◆ **Stored data**
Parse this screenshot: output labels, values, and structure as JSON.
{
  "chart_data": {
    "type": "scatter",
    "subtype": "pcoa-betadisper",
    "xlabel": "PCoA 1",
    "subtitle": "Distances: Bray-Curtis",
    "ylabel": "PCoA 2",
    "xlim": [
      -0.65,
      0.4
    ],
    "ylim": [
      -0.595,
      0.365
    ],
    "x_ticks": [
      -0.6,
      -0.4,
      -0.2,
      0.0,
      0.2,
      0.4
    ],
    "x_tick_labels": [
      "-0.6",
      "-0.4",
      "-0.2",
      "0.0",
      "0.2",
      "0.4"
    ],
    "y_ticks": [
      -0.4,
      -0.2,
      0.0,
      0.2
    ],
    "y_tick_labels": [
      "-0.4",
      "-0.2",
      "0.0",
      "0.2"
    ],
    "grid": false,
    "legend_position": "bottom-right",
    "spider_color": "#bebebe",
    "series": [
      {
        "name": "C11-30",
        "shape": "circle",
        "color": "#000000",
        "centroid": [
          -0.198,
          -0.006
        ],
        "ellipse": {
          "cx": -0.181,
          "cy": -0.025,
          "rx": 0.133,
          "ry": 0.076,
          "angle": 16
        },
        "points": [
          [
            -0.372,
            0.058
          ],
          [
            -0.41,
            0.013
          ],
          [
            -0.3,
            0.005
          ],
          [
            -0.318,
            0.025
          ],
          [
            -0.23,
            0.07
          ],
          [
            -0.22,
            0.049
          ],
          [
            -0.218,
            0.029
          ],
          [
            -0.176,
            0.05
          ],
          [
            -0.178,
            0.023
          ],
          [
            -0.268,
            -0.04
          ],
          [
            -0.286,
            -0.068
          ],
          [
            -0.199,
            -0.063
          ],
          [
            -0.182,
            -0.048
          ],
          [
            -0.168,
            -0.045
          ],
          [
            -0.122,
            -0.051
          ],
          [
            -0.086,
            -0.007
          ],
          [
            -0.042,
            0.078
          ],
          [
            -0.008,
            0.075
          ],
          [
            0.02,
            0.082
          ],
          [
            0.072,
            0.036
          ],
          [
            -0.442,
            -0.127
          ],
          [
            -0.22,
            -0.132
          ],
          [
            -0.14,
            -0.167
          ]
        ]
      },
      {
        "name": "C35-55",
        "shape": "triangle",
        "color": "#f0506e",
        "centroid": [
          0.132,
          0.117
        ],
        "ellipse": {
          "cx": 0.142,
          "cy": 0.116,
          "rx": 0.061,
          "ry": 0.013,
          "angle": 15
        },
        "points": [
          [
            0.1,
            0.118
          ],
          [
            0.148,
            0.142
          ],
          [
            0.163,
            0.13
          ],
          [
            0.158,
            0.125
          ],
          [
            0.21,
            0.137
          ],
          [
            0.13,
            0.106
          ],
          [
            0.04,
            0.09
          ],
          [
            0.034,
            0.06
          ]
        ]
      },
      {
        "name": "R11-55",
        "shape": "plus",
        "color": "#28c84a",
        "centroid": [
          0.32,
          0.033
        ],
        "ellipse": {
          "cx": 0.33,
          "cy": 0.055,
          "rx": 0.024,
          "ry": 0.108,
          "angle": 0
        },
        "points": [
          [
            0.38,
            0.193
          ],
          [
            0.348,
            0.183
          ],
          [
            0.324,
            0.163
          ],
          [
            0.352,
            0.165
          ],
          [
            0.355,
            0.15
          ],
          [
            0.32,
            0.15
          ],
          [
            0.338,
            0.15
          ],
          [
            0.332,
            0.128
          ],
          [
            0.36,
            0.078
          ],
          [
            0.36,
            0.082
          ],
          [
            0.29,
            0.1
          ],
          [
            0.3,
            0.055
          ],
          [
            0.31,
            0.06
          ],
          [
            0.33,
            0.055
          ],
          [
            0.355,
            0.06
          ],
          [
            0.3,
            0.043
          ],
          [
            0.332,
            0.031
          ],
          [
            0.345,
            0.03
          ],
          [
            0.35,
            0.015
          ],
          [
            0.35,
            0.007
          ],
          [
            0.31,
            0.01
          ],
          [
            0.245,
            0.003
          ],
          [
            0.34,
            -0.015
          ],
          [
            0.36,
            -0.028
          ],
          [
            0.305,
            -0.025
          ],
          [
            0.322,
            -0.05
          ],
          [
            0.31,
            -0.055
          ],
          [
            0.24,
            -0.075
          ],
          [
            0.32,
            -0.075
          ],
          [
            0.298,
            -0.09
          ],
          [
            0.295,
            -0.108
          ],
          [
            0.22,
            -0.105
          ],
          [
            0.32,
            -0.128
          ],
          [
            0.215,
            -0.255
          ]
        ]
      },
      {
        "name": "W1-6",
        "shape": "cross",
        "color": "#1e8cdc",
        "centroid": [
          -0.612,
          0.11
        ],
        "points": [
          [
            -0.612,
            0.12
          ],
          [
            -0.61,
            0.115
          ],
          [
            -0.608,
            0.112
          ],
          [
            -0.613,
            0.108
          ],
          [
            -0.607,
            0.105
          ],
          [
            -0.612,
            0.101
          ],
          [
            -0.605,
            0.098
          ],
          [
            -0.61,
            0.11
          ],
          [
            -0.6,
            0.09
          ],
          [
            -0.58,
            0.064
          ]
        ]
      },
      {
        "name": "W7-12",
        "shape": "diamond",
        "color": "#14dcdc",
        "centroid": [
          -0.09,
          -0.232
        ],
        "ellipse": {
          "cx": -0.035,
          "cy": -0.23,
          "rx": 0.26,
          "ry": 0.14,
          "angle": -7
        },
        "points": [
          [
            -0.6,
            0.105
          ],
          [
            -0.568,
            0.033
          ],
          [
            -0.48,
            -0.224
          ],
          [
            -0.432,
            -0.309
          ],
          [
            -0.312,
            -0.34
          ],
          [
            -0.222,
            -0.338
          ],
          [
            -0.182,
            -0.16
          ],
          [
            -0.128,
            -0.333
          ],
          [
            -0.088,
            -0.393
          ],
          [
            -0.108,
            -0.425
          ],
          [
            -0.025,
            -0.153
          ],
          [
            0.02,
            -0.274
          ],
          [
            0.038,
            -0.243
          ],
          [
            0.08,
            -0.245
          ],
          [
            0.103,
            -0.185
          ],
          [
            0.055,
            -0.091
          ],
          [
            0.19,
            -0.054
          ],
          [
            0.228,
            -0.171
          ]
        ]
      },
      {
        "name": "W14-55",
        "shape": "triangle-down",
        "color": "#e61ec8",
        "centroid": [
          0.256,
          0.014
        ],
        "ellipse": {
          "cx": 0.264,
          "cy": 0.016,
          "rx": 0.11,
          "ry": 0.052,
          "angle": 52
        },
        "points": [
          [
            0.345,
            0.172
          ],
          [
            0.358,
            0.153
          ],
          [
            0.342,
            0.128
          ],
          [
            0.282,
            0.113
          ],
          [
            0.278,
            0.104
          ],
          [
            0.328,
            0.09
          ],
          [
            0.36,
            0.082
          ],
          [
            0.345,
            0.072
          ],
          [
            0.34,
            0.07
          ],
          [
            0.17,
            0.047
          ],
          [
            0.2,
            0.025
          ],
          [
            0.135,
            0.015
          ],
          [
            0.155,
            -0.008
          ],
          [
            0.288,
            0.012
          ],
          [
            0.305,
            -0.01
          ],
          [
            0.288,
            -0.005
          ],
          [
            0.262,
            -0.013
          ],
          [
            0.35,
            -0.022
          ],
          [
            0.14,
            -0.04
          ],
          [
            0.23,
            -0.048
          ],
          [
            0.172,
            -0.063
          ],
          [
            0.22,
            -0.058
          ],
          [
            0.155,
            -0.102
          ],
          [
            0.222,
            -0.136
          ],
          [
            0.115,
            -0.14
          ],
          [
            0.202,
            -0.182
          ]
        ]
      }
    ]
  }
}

◆ **Short exercise**
Write out every line of the entries that holds the word "name".

◆ **Answer to the task**
        "name": "C11-30",
        "name": "C35-55",
        "name": "R11-55",
        "name": "W1-6",
        "name": "W7-12",
        "name": "W14-55",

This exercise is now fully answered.